Instructions for the task
Collect each line holding the string "ابلاغیه".

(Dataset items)
☆ ☆ ☆ ☆ ☆ ☆ ☆
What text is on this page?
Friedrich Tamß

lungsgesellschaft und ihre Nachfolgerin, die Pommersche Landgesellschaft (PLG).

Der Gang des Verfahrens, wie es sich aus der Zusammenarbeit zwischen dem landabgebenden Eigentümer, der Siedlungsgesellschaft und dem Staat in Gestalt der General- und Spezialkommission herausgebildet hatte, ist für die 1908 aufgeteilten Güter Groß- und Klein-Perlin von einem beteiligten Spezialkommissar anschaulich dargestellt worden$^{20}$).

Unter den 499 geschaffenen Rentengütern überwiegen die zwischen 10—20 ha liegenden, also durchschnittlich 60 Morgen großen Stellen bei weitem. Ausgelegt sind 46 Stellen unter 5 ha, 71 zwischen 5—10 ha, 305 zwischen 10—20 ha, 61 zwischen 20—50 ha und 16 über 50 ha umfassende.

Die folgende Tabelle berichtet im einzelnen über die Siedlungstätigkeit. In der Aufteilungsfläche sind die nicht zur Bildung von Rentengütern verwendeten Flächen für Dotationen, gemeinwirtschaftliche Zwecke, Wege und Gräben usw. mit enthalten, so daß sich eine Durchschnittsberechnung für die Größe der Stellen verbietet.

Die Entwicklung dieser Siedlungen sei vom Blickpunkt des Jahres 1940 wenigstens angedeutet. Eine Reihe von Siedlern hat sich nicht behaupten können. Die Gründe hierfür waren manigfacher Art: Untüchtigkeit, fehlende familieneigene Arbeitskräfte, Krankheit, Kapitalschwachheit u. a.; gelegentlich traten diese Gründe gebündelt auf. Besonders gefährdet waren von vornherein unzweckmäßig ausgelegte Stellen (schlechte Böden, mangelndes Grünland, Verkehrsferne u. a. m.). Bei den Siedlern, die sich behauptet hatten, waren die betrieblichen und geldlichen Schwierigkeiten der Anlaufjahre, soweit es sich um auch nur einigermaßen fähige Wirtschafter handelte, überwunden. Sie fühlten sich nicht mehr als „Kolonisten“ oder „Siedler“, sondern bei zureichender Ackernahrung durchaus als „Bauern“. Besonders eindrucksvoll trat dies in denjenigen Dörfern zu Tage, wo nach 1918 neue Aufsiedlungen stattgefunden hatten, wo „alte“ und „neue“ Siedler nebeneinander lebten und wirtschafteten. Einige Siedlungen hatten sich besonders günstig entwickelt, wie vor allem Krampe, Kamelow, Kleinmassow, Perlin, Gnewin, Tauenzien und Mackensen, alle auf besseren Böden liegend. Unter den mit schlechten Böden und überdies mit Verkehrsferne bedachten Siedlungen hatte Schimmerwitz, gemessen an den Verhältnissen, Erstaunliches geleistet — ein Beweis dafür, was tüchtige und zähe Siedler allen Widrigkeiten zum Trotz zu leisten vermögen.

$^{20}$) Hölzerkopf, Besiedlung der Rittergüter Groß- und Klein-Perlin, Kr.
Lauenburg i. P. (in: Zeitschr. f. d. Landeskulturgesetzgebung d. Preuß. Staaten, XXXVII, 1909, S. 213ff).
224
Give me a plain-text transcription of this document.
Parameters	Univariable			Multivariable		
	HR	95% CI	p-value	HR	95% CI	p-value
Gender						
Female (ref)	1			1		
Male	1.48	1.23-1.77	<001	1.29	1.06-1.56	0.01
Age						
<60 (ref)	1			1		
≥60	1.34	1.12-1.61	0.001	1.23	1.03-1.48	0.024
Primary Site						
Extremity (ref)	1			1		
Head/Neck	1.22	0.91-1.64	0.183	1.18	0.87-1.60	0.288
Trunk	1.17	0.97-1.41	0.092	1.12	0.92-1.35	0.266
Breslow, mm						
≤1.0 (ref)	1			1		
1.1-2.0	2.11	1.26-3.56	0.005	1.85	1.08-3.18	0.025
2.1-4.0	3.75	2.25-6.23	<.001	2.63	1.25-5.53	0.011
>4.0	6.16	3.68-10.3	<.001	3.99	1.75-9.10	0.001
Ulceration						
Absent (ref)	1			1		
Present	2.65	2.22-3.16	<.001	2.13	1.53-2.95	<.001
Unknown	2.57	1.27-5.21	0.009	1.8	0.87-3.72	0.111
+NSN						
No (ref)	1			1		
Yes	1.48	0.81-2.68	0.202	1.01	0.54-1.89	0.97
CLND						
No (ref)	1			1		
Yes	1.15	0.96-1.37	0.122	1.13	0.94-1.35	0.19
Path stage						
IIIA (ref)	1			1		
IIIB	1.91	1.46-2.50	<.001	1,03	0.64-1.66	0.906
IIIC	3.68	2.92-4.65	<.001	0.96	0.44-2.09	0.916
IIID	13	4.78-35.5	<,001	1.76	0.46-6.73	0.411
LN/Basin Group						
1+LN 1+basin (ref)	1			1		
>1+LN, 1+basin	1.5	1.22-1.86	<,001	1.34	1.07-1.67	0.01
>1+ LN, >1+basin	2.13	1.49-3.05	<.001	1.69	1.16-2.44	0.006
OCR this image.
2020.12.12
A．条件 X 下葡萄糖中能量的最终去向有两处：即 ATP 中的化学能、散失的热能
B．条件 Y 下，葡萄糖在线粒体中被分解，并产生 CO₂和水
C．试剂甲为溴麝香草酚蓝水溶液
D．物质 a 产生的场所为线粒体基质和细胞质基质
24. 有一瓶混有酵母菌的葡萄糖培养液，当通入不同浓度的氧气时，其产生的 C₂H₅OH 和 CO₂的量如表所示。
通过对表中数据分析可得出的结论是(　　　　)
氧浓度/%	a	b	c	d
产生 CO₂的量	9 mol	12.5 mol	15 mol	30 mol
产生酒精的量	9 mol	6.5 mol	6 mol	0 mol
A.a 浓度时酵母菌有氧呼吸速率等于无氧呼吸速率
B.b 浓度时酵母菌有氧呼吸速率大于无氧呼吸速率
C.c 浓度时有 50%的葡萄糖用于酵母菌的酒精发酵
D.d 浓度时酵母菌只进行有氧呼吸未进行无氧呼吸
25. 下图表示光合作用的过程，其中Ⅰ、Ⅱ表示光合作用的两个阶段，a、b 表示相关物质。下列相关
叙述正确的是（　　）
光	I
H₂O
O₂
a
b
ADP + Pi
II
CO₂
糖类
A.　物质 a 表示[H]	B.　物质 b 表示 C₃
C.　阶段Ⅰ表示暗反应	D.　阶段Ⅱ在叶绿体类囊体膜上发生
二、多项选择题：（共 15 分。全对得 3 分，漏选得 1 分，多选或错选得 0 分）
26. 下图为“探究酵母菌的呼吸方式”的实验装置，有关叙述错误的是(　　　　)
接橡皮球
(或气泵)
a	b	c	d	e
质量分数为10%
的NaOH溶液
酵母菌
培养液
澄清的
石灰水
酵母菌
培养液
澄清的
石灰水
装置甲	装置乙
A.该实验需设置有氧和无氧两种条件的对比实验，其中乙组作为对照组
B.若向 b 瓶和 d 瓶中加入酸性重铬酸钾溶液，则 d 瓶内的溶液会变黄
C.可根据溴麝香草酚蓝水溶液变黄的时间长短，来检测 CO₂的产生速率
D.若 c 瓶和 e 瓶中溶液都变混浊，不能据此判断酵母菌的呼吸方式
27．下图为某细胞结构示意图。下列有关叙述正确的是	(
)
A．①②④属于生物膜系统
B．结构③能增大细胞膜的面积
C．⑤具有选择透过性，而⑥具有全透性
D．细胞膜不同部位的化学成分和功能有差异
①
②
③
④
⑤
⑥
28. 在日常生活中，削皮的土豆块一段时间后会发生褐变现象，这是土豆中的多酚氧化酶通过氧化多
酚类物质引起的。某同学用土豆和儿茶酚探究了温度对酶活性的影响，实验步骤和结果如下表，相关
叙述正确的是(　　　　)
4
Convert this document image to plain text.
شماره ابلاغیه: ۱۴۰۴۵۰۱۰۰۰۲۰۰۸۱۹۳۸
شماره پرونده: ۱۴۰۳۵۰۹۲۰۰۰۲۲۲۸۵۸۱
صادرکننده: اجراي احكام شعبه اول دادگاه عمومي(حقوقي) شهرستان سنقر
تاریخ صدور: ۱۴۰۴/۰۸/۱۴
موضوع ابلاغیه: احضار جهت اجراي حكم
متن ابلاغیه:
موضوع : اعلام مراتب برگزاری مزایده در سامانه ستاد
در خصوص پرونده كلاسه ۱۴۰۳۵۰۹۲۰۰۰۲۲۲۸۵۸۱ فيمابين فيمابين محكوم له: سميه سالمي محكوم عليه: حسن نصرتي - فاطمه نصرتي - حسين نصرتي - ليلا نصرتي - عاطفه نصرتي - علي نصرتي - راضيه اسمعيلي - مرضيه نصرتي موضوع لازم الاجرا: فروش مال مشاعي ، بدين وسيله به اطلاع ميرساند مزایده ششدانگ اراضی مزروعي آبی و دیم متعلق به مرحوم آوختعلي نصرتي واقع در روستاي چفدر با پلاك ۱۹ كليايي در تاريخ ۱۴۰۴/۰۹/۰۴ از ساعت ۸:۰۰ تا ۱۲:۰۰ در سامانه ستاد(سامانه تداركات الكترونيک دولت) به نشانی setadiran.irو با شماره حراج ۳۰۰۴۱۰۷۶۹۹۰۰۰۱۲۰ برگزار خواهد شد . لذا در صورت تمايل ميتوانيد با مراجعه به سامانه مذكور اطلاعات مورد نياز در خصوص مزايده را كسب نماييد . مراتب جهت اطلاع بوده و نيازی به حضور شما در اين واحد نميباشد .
☆ ☆ ☆ ☆ ☆ ☆ ☆
Result of the exercise
شماره ابلاغیه: ۱۴۰۴۵۰۱۰۰۰۲۰۰۸۱۹۳۸
موضوع ابلاغیه: احضار جهت اجراي حكم
متن ابلاغیه:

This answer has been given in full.